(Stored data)

>> Begin

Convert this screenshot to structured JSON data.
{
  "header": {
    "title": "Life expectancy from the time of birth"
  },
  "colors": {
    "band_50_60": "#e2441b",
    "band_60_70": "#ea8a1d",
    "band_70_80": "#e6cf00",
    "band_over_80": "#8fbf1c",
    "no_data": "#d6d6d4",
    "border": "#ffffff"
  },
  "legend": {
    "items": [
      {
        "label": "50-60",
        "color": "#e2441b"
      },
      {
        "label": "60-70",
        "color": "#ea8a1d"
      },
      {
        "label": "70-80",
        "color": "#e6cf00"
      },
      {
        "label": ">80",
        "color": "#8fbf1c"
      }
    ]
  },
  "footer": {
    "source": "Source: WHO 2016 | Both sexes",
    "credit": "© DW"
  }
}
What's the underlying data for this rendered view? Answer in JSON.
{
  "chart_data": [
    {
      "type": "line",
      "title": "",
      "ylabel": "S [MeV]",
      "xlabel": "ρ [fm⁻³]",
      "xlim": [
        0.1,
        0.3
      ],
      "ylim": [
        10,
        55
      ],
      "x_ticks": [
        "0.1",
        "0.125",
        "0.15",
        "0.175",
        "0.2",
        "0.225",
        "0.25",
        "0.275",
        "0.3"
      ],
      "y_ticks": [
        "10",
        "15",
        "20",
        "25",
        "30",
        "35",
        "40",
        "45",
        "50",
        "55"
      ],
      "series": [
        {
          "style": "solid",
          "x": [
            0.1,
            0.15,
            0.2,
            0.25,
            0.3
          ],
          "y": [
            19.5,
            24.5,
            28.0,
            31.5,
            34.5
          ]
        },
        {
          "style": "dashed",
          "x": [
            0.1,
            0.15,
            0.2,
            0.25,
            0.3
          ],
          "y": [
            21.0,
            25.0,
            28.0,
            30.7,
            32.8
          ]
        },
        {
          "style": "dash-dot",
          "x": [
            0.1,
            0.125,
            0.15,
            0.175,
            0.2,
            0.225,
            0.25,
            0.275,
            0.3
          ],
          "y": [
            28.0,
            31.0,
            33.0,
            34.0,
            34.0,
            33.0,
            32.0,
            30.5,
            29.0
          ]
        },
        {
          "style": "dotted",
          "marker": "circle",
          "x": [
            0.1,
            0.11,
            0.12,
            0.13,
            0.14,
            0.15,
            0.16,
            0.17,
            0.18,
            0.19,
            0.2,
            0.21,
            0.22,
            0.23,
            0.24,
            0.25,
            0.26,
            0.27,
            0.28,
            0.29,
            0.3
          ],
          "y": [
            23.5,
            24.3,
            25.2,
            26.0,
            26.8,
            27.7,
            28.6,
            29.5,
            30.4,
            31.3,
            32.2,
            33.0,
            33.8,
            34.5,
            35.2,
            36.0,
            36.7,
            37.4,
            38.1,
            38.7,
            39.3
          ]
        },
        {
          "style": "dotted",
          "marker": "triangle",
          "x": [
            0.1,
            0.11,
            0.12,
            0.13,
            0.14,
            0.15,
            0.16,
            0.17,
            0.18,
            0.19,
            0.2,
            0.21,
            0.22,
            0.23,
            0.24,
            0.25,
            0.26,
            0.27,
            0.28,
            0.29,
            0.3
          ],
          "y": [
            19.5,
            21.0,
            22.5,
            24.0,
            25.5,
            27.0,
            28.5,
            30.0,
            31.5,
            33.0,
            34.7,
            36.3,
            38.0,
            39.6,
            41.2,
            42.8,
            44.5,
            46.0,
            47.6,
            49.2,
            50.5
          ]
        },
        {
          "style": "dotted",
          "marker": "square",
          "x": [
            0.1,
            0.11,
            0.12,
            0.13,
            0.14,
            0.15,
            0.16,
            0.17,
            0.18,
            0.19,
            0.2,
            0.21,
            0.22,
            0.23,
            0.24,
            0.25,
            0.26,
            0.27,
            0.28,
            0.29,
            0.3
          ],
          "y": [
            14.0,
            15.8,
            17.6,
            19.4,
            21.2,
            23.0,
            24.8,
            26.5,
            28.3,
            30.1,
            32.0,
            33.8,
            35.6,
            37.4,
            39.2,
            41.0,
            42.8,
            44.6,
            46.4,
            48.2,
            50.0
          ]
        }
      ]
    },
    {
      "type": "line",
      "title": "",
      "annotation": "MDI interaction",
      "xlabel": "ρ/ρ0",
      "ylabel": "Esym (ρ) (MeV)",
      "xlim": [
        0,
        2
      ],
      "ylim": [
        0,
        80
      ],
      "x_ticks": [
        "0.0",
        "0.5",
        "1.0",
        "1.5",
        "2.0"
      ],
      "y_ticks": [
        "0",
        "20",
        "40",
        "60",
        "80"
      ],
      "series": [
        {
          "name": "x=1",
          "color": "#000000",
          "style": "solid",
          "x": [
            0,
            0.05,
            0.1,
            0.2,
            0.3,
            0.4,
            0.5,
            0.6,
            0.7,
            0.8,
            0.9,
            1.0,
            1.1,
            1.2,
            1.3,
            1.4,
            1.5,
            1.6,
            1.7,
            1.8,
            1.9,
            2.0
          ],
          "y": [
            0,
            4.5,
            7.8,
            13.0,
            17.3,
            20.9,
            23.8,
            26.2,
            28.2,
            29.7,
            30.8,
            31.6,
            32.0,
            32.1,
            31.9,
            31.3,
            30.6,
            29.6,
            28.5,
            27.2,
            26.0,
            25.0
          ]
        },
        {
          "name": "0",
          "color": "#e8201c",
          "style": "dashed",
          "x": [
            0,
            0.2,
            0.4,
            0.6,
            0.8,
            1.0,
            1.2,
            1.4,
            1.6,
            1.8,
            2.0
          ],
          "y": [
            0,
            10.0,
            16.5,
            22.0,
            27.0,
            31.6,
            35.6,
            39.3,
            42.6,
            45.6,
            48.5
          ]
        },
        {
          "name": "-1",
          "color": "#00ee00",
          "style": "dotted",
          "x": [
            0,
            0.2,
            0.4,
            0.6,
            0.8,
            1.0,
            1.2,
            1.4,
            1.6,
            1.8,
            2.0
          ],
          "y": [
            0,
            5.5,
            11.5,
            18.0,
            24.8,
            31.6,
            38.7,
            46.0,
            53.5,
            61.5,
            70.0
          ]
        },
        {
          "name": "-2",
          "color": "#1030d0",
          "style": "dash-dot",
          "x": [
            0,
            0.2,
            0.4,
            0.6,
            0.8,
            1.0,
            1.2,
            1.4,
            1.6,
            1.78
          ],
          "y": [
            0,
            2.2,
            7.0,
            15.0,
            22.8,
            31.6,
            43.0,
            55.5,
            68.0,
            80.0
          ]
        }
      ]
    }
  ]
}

>> End

- **OBJECTIVE**:
Retype every entry above, word for word.

- **RESULT BELOW**:
Convert this screenshot to structured JSON data.
{
  "header": {
    "title": "Life expectancy from the time of birth"
  },
  "colors": {
    "band_50_60": "#e2441b",
    "band_60_70": "#ea8a1d",
    "band_70_80": "#e6cf00",
    "band_over_80": "#8fbf1c",
    "no_data": "#d6d6d4",
    "border": "#ffffff"
  },
  "legend": {
    "items": [
      {
        "label": "50-60",
        "color": "#e2441b"
      },
      {
        "label": "60-70",
        "color": "#ea8a1d"
      },
      {
        "label": "70-80",
        "color": "#e6cf00"
      },
      {
        "label": ">80",
        "color": "#8fbf1c"
      }
    ]
  },
  "footer": {
    "source": "Source: WHO 2016 | Both sexes",
    "credit": "© DW"
  }
}
What's the underlying data for this rendered view? Answer in JSON.
{
  "chart_data": [
    {
      "type": "line",
      "title": "",
      "ylabel": "S [MeV]",
      "xlabel": "ρ [fm⁻³]",
      "xlim": [
        0.1,
        0.3
      ],
      "ylim": [
        10,
        55
      ],
      "x_ticks": [
        "0.1",
        "0.125",
        "0.15",
        "0.175",
        "0.2",
        "0.225",
        "0.25",
        "0.275",
        "0.3"
      ],
      "y_ticks": [
        "10",
        "15",
        "20",
        "25",
        "30",
        "35",
        "40",
        "45",
        "50",
        "55"
      ],
      "series": [
        {
          "style": "solid",
          "x": [
            0.1,
            0.15,
            0.2,
            0.25,
            0.3
          ],
          "y": [
            19.5,
            24.5,
            28.0,
            31.5,
            34.5
          ]
        },
        {
          "style": "dashed",
          "x": [
            0.1,
            0.15,
            0.2,
            0.25,
            0.3
          ],
          "y": [
            21.0,
            25.0,
            28.0,
            30.7,
            32.8
          ]
        },
        {
          "style": "dash-dot",
          "x": [
            0.1,
            0.125,
            0.15,
            0.175,
            0.2,
            0.225,
            0.25,
            0.275,
            0.3
          ],
          "y": [
            28.0,
            31.0,
            33.0,
            34.0,
            34.0,
            33.0,
            32.0,
            30.5,
            29.0
          ]
        },
        {
          "style": "dotted",
          "marker": "circle",
          "x": [
            0.1,
            0.11,
            0.12,
            0.13,
            0.14,
            0.15,
            0.16,
            0.17,
            0.18,
            0.19,
            0.2,
            0.21,
            0.22,
            0.23,
            0.24,
            0.25,
            0.26,
            0.27,
            0.28,
            0.29,
            0.3
          ],
          "y": [
            23.5,
            24.3,
            25.2,
            26.0,
            26.8,
            27.7,
            28.6,
            29.5,
            30.4,
            31.3,
            32.2,
            33.0,
            33.8,
            34.5,
            35.2,
            36.0,
            36.7,
            37.4,
            38.1,
            38.7,
            39.3
          ]
        },
        {
          "style": "dotted",
          "marker": "triangle",
          "x": [
            0.1,
            0.11,
            0.12,
            0.13,
            0.14,
            0.15,
            0.16,
            0.17,
            0.18,
            0.19,
            0.2,
            0.21,
            0.22,
            0.23,
            0.24,
            0.25,
            0.26,
            0.27,
            0.28,
            0.29,
            0.3
          ],
          "y": [
            19.5,
            21.0,
            22.5,
            24.0,
            25.5,
            27.0,
            28.5,
            30.0,
            31.5,
            33.0,
            34.7,
            36.3,
            38.0,
            39.6,
            41.2,
            42.8,
            44.5,
            46.0,
            47.6,
            49.2,
            50.5
          ]
        },
        {
          "style": "dotted",
          "marker": "square",
          "x": [
            0.1,
            0.11,
            0.12,
            0.13,
            0.14,
            0.15,
            0.16,
            0.17,
            0.18,
            0.19,
            0.2,
            0.21,
            0.22,
            0.23,
            0.24,
            0.25,
            0.26,
            0.27,
            0.28,
            0.29,
            0.3
          ],
          "y": [
            14.0,
            15.8,
            17.6,
            19.4,
            21.2,
            23.0,
            24.8,
            26.5,
            28.3,
            30.1,
            32.0,
            33.8,
            35.6,
            37.4,
            39.2,
            41.0,
            42.8,
            44.6,
            46.4,
            48.2,
            50.0
          ]
        }
      ]
    },
    {
      "type": "line",
      "title": "",
      "annotation": "MDI interaction",
      "xlabel": "ρ/ρ0",
      "ylabel": "Esym (ρ) (MeV)",
      "xlim": [
        0,
        2
      ],
      "ylim": [
        0,
        80
      ],
      "x_ticks": [
        "0.0",
        "0.5",
        "1.0",
        "1.5",
        "2.0"
      ],
      "y_ticks": [
        "0",
        "20",
        "40",
        "60",
        "80"
      ],
      "series": [
        {
          "name": "x=1",
          "color": "#000000",
          "style": "solid",
          "x": [
            0,
            0.05,
            0.1,
            0.2,
            0.3,
            0.4,
            0.5,
            0.6,
            0.7,
            0.8,
            0.9,
            1.0,
            1.1,
            1.2,
            1.3,
            1.4,
            1.5,
            1.6,
            1.7,
            1.8,
            1.9,
            2.0
          ],
          "y": [
            0,
            4.5,
            7.8,
            13.0,
            17.3,
            20.9,
            23.8,
            26.2,
            28.2,
            29.7,
            30.8,
            31.6,
            32.0,
            32.1,
            31.9,
            31.3,
            30.6,
            29.6,
            28.5,
            27.2,
            26.0,
            25.0
          ]
        },
        {
          "name": "0",
          "color": "#e8201c",
          "style": "dashed",
          "x": [
            0,
            0.2,
            0.4,
            0.6,
            0.8,
            1.0,
            1.2,
            1.4,
            1.6,
            1.8,
            2.0
          ],
          "y": [
            0,
            10.0,
            16.5,
            22.0,
            27.0,
            31.6,
            35.6,
            39.3,
            42.6,
            45.6,
            48.5
          ]
        },
        {
          "name": "-1",
          "color": "#00ee00",
          "style": "dotted",
          "x": [
            0,
            0.2,
            0.4,
            0.6,
            0.8,
            1.0,
            1.2,
            1.4,
            1.6,
            1.8,
            2.0
          ],
          "y": [
            0,
            5.5,
            11.5,
            18.0,
            24.8,
            31.6,
            38.7,
            46.0,
            53.5,
            61.5,
            70.0
          ]
        },
        {
          "name": "-2",
          "color": "#1030d0",
          "style": "dash-dot",
          "x": [
            0,
            0.2,
            0.4,
            0.6,
            0.8,
            1.0,
            1.2,
            1.4,
            1.6,
            1.78
          ],
          "y": [
            0,
            2.2,
            7.0,
            15.0,
            22.8,
            31.6,
            43.0,
            55.5,
            68.0,
            80.0
          ]
        }
      ]
    }
  ]
}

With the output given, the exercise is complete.